- Listed records
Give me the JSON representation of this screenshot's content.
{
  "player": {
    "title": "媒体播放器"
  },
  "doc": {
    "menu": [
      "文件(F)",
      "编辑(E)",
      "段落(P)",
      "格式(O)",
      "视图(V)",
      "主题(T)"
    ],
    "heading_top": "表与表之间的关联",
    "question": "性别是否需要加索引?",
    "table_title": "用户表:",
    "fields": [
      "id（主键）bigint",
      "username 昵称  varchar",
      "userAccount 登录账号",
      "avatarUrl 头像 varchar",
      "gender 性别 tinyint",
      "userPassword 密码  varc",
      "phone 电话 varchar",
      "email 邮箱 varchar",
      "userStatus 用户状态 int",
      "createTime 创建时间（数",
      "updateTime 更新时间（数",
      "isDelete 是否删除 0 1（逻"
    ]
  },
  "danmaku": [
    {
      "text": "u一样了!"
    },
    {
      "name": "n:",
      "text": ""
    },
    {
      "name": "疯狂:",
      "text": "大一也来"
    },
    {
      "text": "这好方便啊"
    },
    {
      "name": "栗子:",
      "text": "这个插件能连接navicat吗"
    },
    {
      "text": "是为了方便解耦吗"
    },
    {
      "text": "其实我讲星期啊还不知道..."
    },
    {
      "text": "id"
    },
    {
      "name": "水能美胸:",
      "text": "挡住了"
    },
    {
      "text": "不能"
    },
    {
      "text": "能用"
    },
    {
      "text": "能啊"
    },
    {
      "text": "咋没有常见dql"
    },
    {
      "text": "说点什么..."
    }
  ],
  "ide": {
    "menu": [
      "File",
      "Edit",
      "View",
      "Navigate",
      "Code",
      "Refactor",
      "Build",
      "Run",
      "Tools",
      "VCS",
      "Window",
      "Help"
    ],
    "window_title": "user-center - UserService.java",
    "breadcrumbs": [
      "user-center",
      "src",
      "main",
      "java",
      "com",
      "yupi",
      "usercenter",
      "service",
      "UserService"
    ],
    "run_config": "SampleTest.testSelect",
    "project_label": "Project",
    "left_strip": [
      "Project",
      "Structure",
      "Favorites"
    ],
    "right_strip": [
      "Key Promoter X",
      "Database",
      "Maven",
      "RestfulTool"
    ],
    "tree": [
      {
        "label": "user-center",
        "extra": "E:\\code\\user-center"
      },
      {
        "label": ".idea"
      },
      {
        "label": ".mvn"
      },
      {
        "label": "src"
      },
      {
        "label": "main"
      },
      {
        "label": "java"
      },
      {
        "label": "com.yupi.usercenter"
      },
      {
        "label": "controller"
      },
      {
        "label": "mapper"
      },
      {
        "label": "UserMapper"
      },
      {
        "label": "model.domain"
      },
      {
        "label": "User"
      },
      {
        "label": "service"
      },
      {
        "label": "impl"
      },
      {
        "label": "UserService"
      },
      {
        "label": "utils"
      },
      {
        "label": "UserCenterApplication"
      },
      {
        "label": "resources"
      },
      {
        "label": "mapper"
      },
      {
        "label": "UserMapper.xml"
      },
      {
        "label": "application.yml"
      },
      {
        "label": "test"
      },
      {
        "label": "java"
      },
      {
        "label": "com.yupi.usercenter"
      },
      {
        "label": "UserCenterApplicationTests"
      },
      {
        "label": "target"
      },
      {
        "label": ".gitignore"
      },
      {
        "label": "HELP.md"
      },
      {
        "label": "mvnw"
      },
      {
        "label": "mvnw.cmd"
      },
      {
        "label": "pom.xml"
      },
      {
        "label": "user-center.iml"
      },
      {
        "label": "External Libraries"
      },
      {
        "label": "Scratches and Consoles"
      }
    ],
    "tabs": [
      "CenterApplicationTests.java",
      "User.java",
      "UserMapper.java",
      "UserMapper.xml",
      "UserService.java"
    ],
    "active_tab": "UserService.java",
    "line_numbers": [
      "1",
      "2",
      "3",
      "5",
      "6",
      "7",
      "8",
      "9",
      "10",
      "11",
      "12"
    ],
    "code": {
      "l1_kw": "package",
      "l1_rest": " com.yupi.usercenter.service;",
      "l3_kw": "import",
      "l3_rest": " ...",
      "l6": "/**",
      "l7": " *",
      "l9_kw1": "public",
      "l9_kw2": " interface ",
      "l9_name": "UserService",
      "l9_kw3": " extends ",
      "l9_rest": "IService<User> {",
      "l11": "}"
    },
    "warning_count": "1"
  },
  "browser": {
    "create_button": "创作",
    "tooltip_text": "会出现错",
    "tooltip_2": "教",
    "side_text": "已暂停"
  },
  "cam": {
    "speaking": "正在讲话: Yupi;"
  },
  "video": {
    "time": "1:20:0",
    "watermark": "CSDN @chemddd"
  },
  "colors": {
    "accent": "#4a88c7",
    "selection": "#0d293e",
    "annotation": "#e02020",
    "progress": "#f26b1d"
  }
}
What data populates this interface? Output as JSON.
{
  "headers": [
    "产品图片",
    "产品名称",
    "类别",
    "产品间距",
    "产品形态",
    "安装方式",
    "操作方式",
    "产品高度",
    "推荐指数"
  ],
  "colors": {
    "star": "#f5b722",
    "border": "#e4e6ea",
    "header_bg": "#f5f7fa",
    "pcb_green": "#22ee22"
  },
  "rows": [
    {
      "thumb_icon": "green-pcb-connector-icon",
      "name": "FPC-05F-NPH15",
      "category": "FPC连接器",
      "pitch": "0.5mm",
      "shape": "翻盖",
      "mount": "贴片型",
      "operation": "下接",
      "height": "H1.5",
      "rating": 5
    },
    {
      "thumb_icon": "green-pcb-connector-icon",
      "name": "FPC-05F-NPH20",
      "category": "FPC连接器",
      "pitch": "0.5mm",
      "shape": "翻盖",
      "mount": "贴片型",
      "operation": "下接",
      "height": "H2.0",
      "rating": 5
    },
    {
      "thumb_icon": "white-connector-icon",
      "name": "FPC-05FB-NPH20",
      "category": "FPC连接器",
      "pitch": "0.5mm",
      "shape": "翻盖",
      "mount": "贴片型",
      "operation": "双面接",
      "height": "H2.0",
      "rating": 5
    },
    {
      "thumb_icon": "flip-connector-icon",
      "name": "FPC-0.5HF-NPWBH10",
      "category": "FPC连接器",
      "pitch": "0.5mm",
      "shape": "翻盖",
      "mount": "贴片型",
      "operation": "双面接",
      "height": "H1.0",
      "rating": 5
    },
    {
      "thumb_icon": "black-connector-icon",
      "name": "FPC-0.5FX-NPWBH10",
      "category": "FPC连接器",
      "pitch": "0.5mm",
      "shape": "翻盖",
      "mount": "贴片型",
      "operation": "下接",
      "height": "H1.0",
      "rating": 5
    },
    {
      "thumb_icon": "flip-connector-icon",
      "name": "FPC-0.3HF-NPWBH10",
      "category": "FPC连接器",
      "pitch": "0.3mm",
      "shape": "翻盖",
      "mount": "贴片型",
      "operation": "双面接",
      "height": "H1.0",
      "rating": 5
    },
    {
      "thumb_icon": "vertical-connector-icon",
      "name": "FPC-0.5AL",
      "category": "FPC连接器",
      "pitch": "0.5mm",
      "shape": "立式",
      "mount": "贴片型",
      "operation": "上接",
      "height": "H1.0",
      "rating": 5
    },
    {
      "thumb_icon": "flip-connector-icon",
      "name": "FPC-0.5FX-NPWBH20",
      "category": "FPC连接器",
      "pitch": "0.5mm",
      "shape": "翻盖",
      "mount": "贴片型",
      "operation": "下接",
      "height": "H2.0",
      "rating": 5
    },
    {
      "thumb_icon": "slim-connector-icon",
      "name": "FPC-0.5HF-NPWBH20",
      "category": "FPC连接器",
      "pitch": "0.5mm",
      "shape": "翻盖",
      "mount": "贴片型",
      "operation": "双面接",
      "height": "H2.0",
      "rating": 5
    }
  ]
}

- What is being asked
Using the listing above, show each line holding the string "this".

- Result of the task
Give me the JSON representation of this screenshot's content.
What data populates this interface? Output as JSON.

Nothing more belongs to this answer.